_INSTRUCTIONS TO FOLLOW_.
All lines below must be repeated exactly, with the pictures omitted.

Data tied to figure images
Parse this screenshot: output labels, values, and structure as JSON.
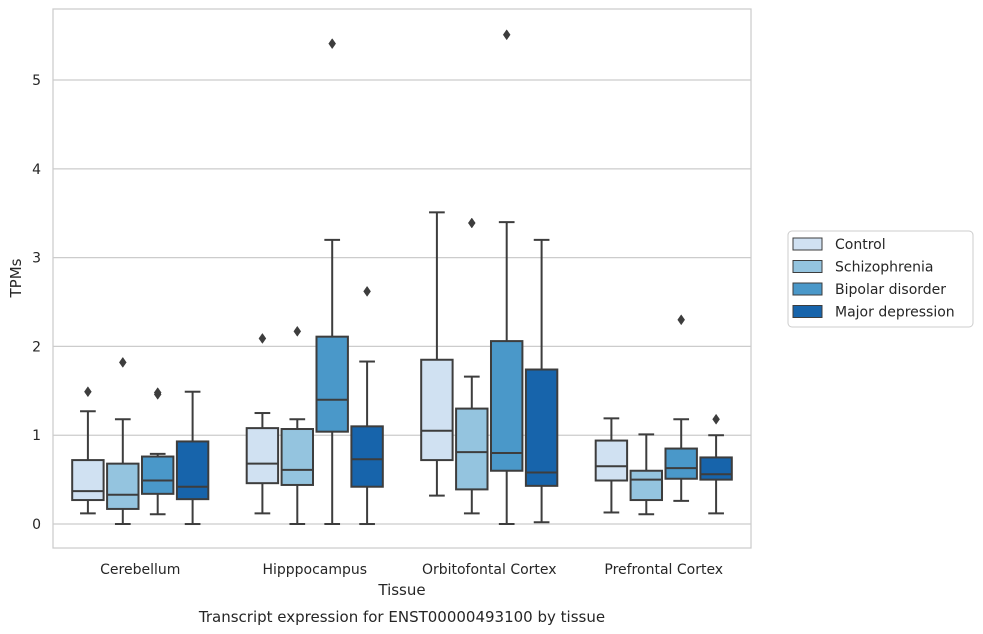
{
  "caption": "Transcript expression for ENST00000493100 by tissue",
  "chart_data": {
    "type": "box",
    "title": "",
    "xlabel": "Tissue",
    "ylabel": "TPMs",
    "ylim": [
      -0.27,
      5.8
    ],
    "yticks": [
      0,
      1,
      2,
      3,
      4,
      5
    ],
    "grid": "horizontal",
    "legend_position": "right",
    "categories": [
      "Cerebellum",
      "Hipppocampus",
      "Orbitofontal Cortex",
      "Prefrontal Cortex"
    ],
    "series": [
      {
        "name": "Control",
        "color": "#d0e1f2",
        "boxes": [
          {
            "whisker_low": 0.12,
            "q1": 0.27,
            "median": 0.37,
            "q3": 0.72,
            "whisker_high": 1.27,
            "outliers": [
              1.49
            ]
          },
          {
            "whisker_low": 0.12,
            "q1": 0.46,
            "median": 0.68,
            "q3": 1.08,
            "whisker_high": 1.25,
            "outliers": [
              2.09
            ]
          },
          {
            "whisker_low": 0.32,
            "q1": 0.72,
            "median": 1.05,
            "q3": 1.85,
            "whisker_high": 3.51,
            "outliers": []
          },
          {
            "whisker_low": 0.13,
            "q1": 0.49,
            "median": 0.65,
            "q3": 0.94,
            "whisker_high": 1.19,
            "outliers": []
          }
        ]
      },
      {
        "name": "Schizophrenia",
        "color": "#94c4df",
        "boxes": [
          {
            "whisker_low": 0.0,
            "q1": 0.17,
            "median": 0.33,
            "q3": 0.68,
            "whisker_high": 1.18,
            "outliers": [
              1.82
            ]
          },
          {
            "whisker_low": 0.0,
            "q1": 0.44,
            "median": 0.61,
            "q3": 1.07,
            "whisker_high": 1.18,
            "outliers": [
              2.17
            ]
          },
          {
            "whisker_low": 0.12,
            "q1": 0.39,
            "median": 0.81,
            "q3": 1.3,
            "whisker_high": 1.66,
            "outliers": [
              3.39
            ]
          },
          {
            "whisker_low": 0.11,
            "q1": 0.27,
            "median": 0.5,
            "q3": 0.6,
            "whisker_high": 1.01,
            "outliers": []
          }
        ]
      },
      {
        "name": "Bipolar disorder",
        "color": "#4a98c9",
        "boxes": [
          {
            "whisker_low": 0.11,
            "q1": 0.34,
            "median": 0.49,
            "q3": 0.76,
            "whisker_high": 0.79,
            "outliers": [
              1.46,
              1.48
            ]
          },
          {
            "whisker_low": 0.0,
            "q1": 1.04,
            "median": 1.4,
            "q3": 2.11,
            "whisker_high": 3.2,
            "outliers": [
              5.41
            ]
          },
          {
            "whisker_low": 0.0,
            "q1": 0.6,
            "median": 0.8,
            "q3": 2.06,
            "whisker_high": 3.4,
            "outliers": [
              5.51
            ]
          },
          {
            "whisker_low": 0.26,
            "q1": 0.51,
            "median": 0.63,
            "q3": 0.85,
            "whisker_high": 1.18,
            "outliers": [
              2.3
            ]
          }
        ]
      },
      {
        "name": "Major depression",
        "color": "#1764ab",
        "boxes": [
          {
            "whisker_low": 0.0,
            "q1": 0.28,
            "median": 0.42,
            "q3": 0.93,
            "whisker_high": 1.49,
            "outliers": []
          },
          {
            "whisker_low": 0.0,
            "q1": 0.42,
            "median": 0.73,
            "q3": 1.1,
            "whisker_high": 1.83,
            "outliers": [
              2.62
            ]
          },
          {
            "whisker_low": 0.02,
            "q1": 0.43,
            "median": 0.58,
            "q3": 1.74,
            "whisker_high": 3.2,
            "outliers": []
          },
          {
            "whisker_low": 0.12,
            "q1": 0.5,
            "median": 0.56,
            "q3": 0.75,
            "whisker_high": 1.0,
            "outliers": [
              1.18
            ]
          }
        ]
      }
    ]
  }
}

_CORRECT ANSWER_.
Parse this screenshot: output labels, values, and structure as JSON.
{
  "caption": "Transcript expression for ENST00000493100 by tissue",
  "chart_data": {
    "type": "box",
    "title": "",
    "xlabel": "Tissue",
    "ylabel": "TPMs",
    "ylim": [
      -0.27,
      5.8
    ],
    "yticks": [
      0,
      1,
      2,
      3,
      4,
      5
    ],
    "grid": "horizontal",
    "legend_position": "right",
    "categories": [
      "Cerebellum",
      "Hipppocampus",
      "Orbitofontal Cortex",
      "Prefrontal Cortex"
    ],
    "series": [
      {
        "name": "Control",
        "color": "#d0e1f2",
        "boxes": [
          {
            "whisker_low": 0.12,
            "q1": 0.27,
            "median": 0.37,
            "q3": 0.72,
            "whisker_high": 1.27,
            "outliers": [
              1.49
            ]
          },
          {
            "whisker_low": 0.12,
            "q1": 0.46,
            "median": 0.68,
            "q3": 1.08,
            "whisker_high": 1.25,
            "outliers": [
              2.09
            ]
          },
          {
            "whisker_low": 0.32,
            "q1": 0.72,
            "median": 1.05,
            "q3": 1.85,
            "whisker_high": 3.51,
            "outliers": []
          },
          {
            "whisker_low": 0.13,
            "q1": 0.49,
            "median": 0.65,
            "q3": 0.94,
            "whisker_high": 1.19,
            "outliers": []
          }
        ]
      },
      {
        "name": "Schizophrenia",
        "color": "#94c4df",
        "boxes": [
          {
            "whisker_low": 0.0,
            "q1": 0.17,
            "median": 0.33,
            "q3": 0.68,
            "whisker_high": 1.18,
            "outliers": [
              1.82
            ]
          },
          {
            "whisker_low": 0.0,
            "q1": 0.44,
            "median": 0.61,
            "q3": 1.07,
            "whisker_high": 1.18,
            "outliers": [
              2.17
            ]
          },
          {
            "whisker_low": 0.12,
            "q1": 0.39,
            "median": 0.81,
            "q3": 1.3,
            "whisker_high": 1.66,
            "outliers": [
              3.39
            ]
          },
          {
            "whisker_low": 0.11,
            "q1": 0.27,
            "median": 0.5,
            "q3": 0.6,
            "whisker_high": 1.01,
            "outliers": []
          }
        ]
      },
      {
        "name": "Bipolar disorder",
        "color": "#4a98c9",
        "boxes": [
          {
            "whisker_low": 0.11,
            "q1": 0.34,
            "median": 0.49,
            "q3": 0.76,
            "whisker_high": 0.79,
            "outliers": [
              1.46,
              1.48
            ]
          },
          {
            "whisker_low": 0.0,
            "q1": 1.04,
            "median": 1.4,
            "q3": 2.11,
            "whisker_high": 3.2,
            "outliers": [
              5.41
            ]
          },
          {
            "whisker_low": 0.0,
            "q1": 0.6,
            "median": 0.8,
            "q3": 2.06,
            "whisker_high": 3.4,
            "outliers": [
              5.51
            ]
          },
          {
            "whisker_low": 0.26,
            "q1": 0.51,
            "median": 0.63,
            "q3": 0.85,
            "whisker_high": 1.18,
            "outliers": [
              2.3
            ]
          }
        ]
      },
      {
        "name": "Major depression",
        "color": "#1764ab",
        "boxes": [
          {
            "whisker_low": 0.0,
            "q1": 0.28,
            "median": 0.42,
            "q3": 0.93,
            "whisker_high": 1.49,
            "outliers": []
          },
          {
            "whisker_low": 0.0,
            "q1": 0.42,
            "median": 0.73,
            "q3": 1.1,
            "whisker_high": 1.83,
            "outliers": [
              2.62
            ]
          },
          {
            "whisker_low": 0.02,
            "q1": 0.43,
            "median": 0.58,
            "q3": 1.74,
            "whisker_high": 3.2,
            "outliers": []
          },
          {
            "whisker_low": 0.12,
            "q1": 0.5,
            "median": 0.56,
            "q3": 0.75,
            "whisker_high": 1.0,
            "outliers": [
              1.18
            ]
          }
        ]
      }
    ]
  }
}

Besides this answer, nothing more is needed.